Given problem:
Below are the records; copy each line in them that holds the word "content".

Data provided:
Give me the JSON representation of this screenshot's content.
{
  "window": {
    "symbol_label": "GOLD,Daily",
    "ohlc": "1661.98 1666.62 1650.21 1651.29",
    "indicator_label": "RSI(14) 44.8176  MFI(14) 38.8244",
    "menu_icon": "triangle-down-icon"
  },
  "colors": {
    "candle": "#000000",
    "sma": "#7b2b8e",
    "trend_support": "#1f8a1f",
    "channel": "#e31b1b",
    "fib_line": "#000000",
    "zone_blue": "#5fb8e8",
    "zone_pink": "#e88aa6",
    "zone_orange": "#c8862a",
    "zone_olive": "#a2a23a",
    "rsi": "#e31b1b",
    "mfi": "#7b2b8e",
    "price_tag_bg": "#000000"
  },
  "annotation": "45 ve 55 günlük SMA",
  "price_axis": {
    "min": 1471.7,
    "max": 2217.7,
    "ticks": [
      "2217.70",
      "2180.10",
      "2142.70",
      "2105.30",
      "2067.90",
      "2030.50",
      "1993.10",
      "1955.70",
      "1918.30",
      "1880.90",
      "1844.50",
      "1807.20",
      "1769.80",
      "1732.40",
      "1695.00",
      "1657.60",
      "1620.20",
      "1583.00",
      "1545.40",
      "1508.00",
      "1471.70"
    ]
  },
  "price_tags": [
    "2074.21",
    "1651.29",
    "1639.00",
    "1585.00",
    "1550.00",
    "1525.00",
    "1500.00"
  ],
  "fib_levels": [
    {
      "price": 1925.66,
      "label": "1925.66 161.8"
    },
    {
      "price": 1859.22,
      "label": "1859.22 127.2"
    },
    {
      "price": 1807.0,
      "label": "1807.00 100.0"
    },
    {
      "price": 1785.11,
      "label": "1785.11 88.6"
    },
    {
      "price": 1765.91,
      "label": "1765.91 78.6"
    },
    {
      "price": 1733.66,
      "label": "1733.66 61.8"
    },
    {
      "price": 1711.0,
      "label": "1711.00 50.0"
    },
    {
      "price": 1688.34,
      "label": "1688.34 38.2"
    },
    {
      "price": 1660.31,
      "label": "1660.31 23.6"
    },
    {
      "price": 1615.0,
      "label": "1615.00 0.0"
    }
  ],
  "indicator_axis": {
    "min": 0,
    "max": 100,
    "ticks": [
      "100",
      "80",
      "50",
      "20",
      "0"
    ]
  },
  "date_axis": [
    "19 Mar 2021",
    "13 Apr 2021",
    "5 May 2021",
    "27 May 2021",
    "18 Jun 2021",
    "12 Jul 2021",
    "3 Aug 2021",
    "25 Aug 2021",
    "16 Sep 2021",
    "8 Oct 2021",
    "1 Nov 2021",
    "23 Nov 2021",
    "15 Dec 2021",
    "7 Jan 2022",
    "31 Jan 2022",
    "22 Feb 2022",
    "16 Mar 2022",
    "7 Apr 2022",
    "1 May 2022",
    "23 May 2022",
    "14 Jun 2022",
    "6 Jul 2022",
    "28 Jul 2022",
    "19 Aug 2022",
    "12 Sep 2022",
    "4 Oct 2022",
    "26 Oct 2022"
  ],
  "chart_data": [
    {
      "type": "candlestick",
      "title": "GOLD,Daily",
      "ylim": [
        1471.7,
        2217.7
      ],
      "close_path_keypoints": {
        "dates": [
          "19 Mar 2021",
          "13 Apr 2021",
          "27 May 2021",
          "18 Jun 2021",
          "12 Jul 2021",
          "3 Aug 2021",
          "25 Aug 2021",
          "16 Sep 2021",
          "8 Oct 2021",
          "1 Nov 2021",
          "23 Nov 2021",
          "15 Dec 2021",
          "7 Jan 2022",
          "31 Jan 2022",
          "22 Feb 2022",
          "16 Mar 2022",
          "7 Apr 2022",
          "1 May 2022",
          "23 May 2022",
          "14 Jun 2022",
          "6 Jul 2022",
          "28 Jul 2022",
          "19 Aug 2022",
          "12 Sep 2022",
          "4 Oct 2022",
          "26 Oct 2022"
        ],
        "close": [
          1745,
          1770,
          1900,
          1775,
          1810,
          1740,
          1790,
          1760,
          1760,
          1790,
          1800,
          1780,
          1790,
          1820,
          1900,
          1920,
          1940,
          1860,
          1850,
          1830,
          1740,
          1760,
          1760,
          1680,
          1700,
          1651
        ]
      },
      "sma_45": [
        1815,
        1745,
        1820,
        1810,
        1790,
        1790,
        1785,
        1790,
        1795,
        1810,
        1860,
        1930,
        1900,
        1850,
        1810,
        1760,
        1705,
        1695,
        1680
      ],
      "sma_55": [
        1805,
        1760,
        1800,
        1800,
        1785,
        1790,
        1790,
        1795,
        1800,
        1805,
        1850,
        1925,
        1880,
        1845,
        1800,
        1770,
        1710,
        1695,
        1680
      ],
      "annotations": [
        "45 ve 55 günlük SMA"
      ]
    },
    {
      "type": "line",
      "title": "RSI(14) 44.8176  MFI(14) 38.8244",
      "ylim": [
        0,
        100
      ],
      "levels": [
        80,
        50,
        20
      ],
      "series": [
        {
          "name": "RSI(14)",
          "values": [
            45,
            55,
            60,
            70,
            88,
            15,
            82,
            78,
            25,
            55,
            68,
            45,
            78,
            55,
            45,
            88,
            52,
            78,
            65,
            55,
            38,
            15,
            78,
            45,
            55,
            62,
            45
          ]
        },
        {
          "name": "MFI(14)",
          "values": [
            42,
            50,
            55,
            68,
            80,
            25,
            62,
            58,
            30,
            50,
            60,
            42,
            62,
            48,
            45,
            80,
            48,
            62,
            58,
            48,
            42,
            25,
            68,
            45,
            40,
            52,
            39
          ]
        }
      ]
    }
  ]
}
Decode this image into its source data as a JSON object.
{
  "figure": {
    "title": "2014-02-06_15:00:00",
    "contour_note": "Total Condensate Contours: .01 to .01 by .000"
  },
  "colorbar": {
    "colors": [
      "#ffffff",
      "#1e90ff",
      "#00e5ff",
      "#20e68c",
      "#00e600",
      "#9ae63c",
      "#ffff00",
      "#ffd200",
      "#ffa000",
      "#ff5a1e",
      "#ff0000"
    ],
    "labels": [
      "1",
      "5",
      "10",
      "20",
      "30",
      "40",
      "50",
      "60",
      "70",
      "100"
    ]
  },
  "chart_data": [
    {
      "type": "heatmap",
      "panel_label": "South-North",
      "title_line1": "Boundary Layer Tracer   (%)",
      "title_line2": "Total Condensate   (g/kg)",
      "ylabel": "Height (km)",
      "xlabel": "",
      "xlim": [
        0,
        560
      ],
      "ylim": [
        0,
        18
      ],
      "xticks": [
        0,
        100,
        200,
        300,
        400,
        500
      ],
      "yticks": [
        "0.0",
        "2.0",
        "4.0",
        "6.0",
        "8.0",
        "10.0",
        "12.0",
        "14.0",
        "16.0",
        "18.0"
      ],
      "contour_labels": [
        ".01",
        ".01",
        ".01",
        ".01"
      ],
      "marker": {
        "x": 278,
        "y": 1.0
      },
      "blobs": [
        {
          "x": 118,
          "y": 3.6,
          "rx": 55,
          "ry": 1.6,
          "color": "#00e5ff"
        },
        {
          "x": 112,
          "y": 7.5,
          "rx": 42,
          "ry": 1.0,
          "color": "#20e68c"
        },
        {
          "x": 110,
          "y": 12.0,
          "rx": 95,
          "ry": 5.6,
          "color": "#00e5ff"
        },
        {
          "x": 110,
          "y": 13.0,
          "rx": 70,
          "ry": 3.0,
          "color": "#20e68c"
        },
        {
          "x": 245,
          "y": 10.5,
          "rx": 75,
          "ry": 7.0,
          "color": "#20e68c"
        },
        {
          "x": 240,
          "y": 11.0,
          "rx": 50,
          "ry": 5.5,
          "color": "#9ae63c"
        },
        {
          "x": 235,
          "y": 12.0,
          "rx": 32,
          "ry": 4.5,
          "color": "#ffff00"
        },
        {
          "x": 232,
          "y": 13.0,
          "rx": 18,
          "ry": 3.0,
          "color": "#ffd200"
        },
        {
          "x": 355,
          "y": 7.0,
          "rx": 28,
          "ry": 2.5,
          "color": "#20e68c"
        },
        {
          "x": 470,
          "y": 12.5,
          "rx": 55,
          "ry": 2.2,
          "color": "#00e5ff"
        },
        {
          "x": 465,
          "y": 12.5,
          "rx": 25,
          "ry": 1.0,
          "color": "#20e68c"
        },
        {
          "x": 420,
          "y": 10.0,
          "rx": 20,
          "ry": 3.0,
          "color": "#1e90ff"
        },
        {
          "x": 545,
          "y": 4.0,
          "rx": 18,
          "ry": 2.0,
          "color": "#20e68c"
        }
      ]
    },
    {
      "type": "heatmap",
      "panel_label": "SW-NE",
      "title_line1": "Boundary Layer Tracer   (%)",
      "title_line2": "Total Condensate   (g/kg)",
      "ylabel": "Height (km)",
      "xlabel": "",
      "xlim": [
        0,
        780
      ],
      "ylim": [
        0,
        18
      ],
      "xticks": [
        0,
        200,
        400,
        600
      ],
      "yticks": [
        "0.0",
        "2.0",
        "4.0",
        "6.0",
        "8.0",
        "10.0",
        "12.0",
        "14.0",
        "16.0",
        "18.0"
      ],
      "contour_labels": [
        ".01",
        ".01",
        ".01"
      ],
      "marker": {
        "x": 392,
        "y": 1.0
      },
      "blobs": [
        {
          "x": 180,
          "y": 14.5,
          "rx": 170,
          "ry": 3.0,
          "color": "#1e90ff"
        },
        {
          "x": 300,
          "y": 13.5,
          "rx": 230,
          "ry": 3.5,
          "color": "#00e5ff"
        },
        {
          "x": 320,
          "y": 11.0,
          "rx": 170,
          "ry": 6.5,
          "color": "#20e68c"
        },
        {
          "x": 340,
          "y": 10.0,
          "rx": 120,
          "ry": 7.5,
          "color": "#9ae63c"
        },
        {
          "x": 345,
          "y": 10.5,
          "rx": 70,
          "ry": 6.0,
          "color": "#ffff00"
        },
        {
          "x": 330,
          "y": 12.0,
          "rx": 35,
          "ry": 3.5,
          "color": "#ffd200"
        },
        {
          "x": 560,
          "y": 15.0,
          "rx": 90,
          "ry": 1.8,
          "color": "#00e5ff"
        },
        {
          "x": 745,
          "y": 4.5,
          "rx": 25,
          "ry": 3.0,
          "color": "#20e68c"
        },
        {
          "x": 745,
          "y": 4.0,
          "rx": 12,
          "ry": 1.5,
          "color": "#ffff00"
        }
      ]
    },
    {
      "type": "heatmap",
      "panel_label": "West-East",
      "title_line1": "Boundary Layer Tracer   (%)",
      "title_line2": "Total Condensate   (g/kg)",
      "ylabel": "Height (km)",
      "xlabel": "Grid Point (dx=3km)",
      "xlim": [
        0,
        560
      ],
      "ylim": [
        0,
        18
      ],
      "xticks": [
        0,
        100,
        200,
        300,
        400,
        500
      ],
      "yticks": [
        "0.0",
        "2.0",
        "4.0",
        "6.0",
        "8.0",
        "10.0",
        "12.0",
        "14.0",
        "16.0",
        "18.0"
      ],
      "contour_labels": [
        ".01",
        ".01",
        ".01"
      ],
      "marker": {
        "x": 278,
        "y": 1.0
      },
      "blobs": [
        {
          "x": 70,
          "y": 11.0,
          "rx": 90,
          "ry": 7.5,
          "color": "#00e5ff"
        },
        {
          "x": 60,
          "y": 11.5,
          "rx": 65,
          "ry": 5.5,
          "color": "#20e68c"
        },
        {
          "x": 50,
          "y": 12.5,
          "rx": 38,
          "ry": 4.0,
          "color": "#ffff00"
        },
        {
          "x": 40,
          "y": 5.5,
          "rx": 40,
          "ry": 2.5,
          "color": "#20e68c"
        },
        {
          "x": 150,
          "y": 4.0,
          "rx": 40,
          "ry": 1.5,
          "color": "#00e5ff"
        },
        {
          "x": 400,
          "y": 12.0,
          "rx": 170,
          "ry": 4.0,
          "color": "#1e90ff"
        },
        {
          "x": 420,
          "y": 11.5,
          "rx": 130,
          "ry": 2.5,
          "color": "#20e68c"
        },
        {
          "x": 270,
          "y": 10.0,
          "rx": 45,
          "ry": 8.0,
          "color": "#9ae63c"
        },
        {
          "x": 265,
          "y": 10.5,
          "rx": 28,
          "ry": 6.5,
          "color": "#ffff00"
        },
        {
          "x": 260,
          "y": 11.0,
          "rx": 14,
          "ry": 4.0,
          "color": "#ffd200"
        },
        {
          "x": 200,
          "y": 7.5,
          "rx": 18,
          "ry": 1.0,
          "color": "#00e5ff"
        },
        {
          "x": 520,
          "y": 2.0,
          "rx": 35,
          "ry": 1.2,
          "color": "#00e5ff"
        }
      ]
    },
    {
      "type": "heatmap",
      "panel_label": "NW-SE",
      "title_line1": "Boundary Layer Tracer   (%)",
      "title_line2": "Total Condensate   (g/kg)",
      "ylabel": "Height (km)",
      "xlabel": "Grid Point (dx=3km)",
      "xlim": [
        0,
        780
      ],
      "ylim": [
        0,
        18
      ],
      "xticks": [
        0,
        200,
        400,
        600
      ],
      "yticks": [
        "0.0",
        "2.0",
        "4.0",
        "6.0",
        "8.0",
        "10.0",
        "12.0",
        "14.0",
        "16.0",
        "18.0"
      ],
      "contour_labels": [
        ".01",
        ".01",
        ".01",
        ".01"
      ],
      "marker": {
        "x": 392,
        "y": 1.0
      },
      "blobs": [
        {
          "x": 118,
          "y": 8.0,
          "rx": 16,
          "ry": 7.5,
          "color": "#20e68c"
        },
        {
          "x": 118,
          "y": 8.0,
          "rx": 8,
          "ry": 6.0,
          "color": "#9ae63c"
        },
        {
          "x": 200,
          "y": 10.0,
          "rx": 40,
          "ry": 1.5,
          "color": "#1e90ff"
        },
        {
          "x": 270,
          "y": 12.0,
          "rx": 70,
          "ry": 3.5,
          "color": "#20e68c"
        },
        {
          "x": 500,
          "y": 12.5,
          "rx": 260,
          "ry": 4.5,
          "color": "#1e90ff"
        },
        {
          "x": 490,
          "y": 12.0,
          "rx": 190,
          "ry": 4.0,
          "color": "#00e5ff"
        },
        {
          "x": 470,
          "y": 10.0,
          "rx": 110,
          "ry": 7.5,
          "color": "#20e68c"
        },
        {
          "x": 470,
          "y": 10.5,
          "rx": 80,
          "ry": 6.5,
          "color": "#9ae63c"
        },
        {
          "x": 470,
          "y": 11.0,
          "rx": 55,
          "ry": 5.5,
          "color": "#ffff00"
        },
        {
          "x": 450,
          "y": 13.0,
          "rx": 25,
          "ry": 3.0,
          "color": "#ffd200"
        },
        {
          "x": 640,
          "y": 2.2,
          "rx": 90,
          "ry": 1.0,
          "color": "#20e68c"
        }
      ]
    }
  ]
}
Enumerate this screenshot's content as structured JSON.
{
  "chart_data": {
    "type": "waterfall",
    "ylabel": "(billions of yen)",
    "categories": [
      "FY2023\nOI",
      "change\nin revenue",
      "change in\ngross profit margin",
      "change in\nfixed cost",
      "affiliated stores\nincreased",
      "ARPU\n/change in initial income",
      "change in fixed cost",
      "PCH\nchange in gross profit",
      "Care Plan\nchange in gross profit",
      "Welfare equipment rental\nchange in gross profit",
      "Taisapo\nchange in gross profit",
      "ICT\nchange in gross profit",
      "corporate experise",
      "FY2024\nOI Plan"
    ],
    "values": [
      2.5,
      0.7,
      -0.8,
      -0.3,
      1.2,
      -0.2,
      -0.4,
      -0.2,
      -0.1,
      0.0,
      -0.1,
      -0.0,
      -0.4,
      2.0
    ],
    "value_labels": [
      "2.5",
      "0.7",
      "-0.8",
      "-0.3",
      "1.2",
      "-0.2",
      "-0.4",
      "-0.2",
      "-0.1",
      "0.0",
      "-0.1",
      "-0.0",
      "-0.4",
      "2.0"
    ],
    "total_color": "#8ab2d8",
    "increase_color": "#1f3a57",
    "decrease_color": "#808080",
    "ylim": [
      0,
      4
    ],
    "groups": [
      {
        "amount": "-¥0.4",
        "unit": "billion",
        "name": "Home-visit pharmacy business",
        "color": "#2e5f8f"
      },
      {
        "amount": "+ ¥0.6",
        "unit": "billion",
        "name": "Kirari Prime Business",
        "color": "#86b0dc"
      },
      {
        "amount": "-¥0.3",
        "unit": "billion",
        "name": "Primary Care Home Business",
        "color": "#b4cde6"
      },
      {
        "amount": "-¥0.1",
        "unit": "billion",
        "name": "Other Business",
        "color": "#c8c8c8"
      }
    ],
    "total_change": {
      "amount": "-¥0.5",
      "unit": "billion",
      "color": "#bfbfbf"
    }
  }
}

Full answer:
Give me the JSON representation of this screenshot's content.
Enumerate this screenshot's content as structured JSON.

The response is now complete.